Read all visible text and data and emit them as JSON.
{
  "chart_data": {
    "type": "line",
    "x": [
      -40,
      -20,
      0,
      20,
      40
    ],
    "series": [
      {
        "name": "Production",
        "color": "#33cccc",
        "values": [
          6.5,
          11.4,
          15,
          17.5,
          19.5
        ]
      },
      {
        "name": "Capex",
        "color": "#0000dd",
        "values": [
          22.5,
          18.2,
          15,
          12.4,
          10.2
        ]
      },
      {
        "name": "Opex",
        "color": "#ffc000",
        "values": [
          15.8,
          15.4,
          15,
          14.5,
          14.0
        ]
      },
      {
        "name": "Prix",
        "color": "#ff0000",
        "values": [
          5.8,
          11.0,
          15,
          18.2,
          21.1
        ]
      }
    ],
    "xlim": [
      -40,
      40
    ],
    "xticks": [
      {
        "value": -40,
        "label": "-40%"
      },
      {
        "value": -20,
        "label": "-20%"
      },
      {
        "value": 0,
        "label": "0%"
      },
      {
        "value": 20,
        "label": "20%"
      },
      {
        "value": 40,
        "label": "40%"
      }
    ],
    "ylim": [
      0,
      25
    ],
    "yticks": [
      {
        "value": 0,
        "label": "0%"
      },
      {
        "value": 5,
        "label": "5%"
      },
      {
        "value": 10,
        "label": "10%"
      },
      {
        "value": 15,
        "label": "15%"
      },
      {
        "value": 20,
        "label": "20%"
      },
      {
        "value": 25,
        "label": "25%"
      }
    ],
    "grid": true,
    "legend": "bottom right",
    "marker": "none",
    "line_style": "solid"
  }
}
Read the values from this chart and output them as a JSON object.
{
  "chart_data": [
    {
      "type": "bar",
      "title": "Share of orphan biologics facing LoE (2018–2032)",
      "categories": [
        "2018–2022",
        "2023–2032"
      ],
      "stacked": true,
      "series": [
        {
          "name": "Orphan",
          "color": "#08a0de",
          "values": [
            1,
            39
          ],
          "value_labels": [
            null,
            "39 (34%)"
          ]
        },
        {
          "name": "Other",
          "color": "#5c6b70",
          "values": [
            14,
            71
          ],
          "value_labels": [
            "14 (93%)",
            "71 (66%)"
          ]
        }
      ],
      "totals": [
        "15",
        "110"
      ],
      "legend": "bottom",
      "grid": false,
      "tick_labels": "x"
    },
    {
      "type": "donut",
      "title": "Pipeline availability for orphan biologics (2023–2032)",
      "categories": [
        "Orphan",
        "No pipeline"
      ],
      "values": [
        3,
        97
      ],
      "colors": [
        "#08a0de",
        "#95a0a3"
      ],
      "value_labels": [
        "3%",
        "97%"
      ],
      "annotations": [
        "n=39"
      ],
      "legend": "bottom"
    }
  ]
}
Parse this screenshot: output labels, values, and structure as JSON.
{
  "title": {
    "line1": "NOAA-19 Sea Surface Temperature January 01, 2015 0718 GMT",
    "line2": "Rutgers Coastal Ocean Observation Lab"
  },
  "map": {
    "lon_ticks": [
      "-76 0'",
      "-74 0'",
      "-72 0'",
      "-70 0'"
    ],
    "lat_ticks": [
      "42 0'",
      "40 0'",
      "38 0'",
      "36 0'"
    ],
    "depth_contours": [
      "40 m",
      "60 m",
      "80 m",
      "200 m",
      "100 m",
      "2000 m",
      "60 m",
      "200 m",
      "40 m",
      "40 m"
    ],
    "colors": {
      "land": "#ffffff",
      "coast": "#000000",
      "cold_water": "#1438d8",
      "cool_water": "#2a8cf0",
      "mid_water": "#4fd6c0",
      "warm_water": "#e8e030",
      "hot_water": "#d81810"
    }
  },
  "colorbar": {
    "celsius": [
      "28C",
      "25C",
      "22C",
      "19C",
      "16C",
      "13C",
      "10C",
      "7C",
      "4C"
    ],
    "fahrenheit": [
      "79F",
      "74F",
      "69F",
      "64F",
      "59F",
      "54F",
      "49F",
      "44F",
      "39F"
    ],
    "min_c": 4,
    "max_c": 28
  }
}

— GOAL OF THE EXERCISE —
Of all the lines above, how many contain the word "Read"? Answer with only the number.

— RESPONSE FOR THIS EXERCISE —
2